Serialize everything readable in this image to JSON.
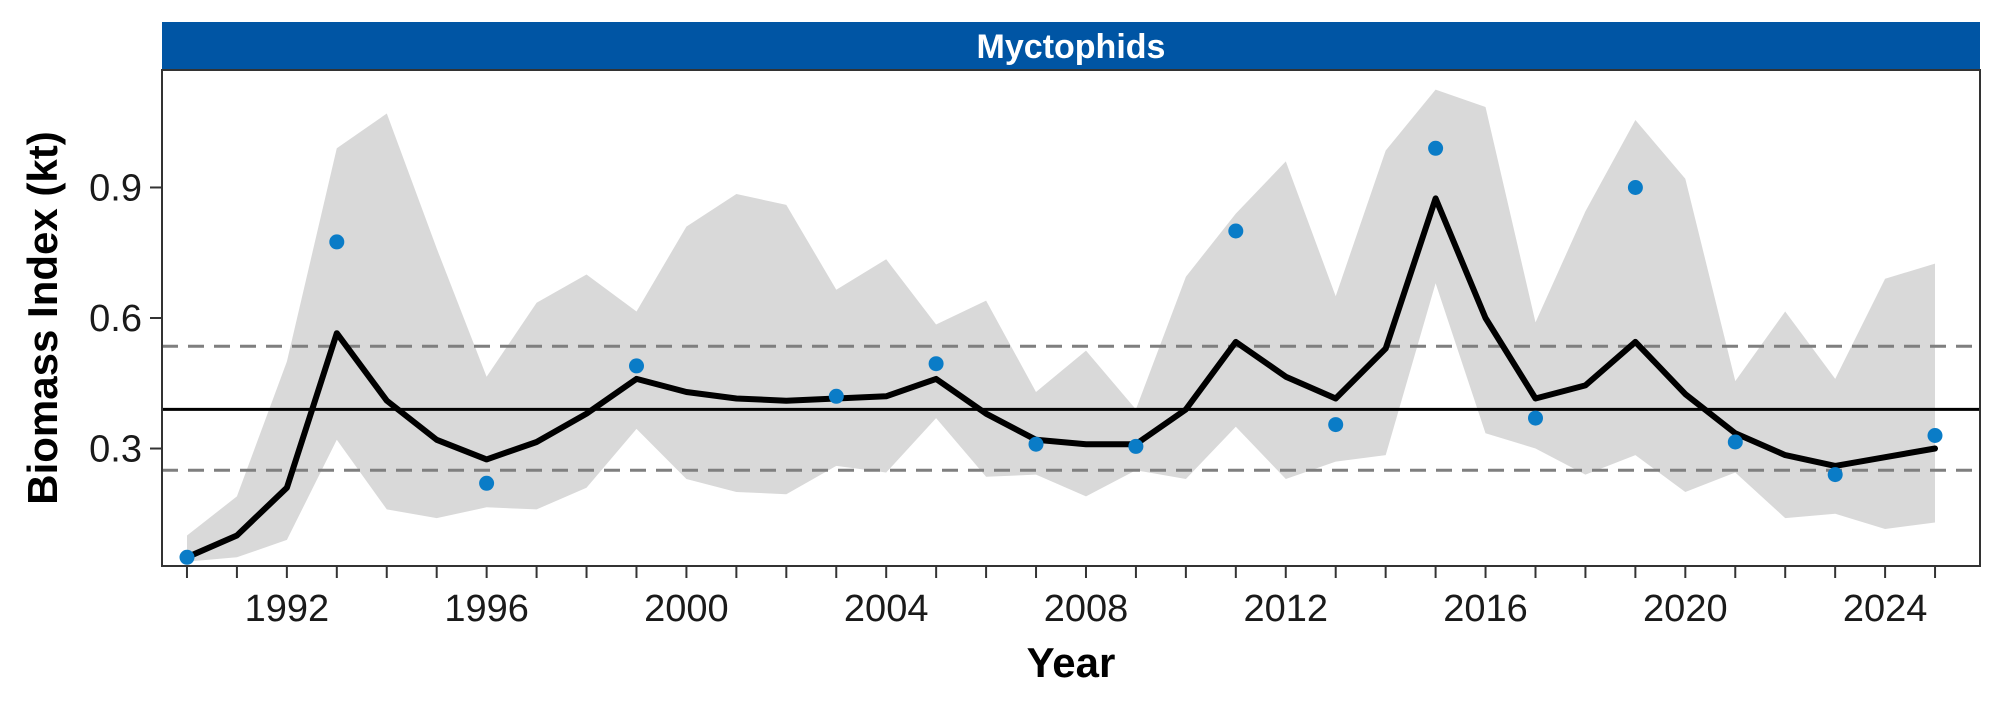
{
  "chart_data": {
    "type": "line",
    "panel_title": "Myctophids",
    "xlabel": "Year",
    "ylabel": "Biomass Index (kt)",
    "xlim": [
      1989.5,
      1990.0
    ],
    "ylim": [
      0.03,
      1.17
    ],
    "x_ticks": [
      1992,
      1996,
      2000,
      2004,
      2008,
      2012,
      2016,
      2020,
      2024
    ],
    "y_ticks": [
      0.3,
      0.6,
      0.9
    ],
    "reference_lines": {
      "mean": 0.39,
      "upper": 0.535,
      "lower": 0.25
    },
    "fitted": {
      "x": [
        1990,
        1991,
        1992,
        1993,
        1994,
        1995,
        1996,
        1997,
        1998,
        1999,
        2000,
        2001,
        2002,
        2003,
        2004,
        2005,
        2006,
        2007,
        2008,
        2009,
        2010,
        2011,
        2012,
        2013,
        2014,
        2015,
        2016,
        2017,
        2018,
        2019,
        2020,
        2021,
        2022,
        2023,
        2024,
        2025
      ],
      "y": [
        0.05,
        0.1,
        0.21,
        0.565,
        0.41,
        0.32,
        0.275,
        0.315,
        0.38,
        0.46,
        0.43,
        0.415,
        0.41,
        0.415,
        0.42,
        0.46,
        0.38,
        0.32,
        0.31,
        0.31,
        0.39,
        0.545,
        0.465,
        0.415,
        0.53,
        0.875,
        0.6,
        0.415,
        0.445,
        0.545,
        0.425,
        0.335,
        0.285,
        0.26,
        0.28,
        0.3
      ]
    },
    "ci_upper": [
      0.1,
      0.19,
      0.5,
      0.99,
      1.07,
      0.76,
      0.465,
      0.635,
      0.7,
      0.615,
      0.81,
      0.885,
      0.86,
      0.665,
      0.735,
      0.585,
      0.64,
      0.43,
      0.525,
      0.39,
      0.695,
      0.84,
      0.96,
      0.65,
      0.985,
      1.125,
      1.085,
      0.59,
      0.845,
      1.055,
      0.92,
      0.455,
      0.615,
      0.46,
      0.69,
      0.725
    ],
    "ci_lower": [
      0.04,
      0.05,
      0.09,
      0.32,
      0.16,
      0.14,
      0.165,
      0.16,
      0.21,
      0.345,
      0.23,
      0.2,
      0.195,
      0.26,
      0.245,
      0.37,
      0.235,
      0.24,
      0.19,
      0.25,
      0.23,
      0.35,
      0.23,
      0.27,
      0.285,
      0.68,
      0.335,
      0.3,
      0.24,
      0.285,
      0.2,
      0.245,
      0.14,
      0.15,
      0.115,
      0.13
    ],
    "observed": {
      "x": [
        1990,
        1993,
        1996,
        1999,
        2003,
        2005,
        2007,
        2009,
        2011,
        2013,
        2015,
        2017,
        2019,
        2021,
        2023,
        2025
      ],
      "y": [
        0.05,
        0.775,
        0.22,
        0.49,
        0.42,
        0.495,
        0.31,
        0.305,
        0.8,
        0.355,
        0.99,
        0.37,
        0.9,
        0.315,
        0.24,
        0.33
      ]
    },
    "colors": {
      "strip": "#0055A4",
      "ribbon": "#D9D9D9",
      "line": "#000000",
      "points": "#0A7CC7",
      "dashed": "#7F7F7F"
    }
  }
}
++++++++++++++++++++
Written request » Leaving all pictures aside, quote each record exactly.

Complete response »
Serialize everything readable in this image to JSON.
{
  "chart_data": {
    "type": "line",
    "panel_title": "Myctophids",
    "xlabel": "Year",
    "ylabel": "Biomass Index (kt)",
    "xlim": [
      1989.5,
      1990.0
    ],
    "ylim": [
      0.03,
      1.17
    ],
    "x_ticks": [
      1992,
      1996,
      2000,
      2004,
      2008,
      2012,
      2016,
      2020,
      2024
    ],
    "y_ticks": [
      0.3,
      0.6,
      0.9
    ],
    "reference_lines": {
      "mean": 0.39,
      "upper": 0.535,
      "lower": 0.25
    },
    "fitted": {
      "x": [
        1990,
        1991,
        1992,
        1993,
        1994,
        1995,
        1996,
        1997,
        1998,
        1999,
        2000,
        2001,
        2002,
        2003,
        2004,
        2005,
        2006,
        2007,
        2008,
        2009,
        2010,
        2011,
        2012,
        2013,
        2014,
        2015,
        2016,
        2017,
        2018,
        2019,
        2020,
        2021,
        2022,
        2023,
        2024,
        2025
      ],
      "y": [
        0.05,
        0.1,
        0.21,
        0.565,
        0.41,
        0.32,
        0.275,
        0.315,
        0.38,
        0.46,
        0.43,
        0.415,
        0.41,
        0.415,
        0.42,
        0.46,
        0.38,
        0.32,
        0.31,
        0.31,
        0.39,
        0.545,
        0.465,
        0.415,
        0.53,
        0.875,
        0.6,
        0.415,
        0.445,
        0.545,
        0.425,
        0.335,
        0.285,
        0.26,
        0.28,
        0.3
      ]
    },
    "ci_upper": [
      0.1,
      0.19,
      0.5,
      0.99,
      1.07,
      0.76,
      0.465,
      0.635,
      0.7,
      0.615,
      0.81,
      0.885,
      0.86,
      0.665,
      0.735,
      0.585,
      0.64,
      0.43,
      0.525,
      0.39,
      0.695,
      0.84,
      0.96,
      0.65,
      0.985,
      1.125,
      1.085,
      0.59,
      0.845,
      1.055,
      0.92,
      0.455,
      0.615,
      0.46,
      0.69,
      0.725
    ],
    "ci_lower": [
      0.04,
      0.05,
      0.09,
      0.32,
      0.16,
      0.14,
      0.165,
      0.16,
      0.21,
      0.345,
      0.23,
      0.2,
      0.195,
      0.26,
      0.245,
      0.37,
      0.235,
      0.24,
      0.19,
      0.25,
      0.23,
      0.35,
      0.23,
      0.27,
      0.285,
      0.68,
      0.335,
      0.3,
      0.24,
      0.285,
      0.2,
      0.245,
      0.14,
      0.15,
      0.115,
      0.13
    ],
    "observed": {
      "x": [
        1990,
        1993,
        1996,
        1999,
        2003,
        2005,
        2007,
        2009,
        2011,
        2013,
        2015,
        2017,
        2019,
        2021,
        2023,
        2025
      ],
      "y": [
        0.05,
        0.775,
        0.22,
        0.49,
        0.42,
        0.495,
        0.31,
        0.305,
        0.8,
        0.355,
        0.99,
        0.37,
        0.9,
        0.315,
        0.24,
        0.33
      ]
    },
    "colors": {
      "strip": "#0055A4",
      "ribbon": "#D9D9D9",
      "line": "#000000",
      "points": "#0A7CC7",
      "dashed": "#7F7F7F"
    }
  }
}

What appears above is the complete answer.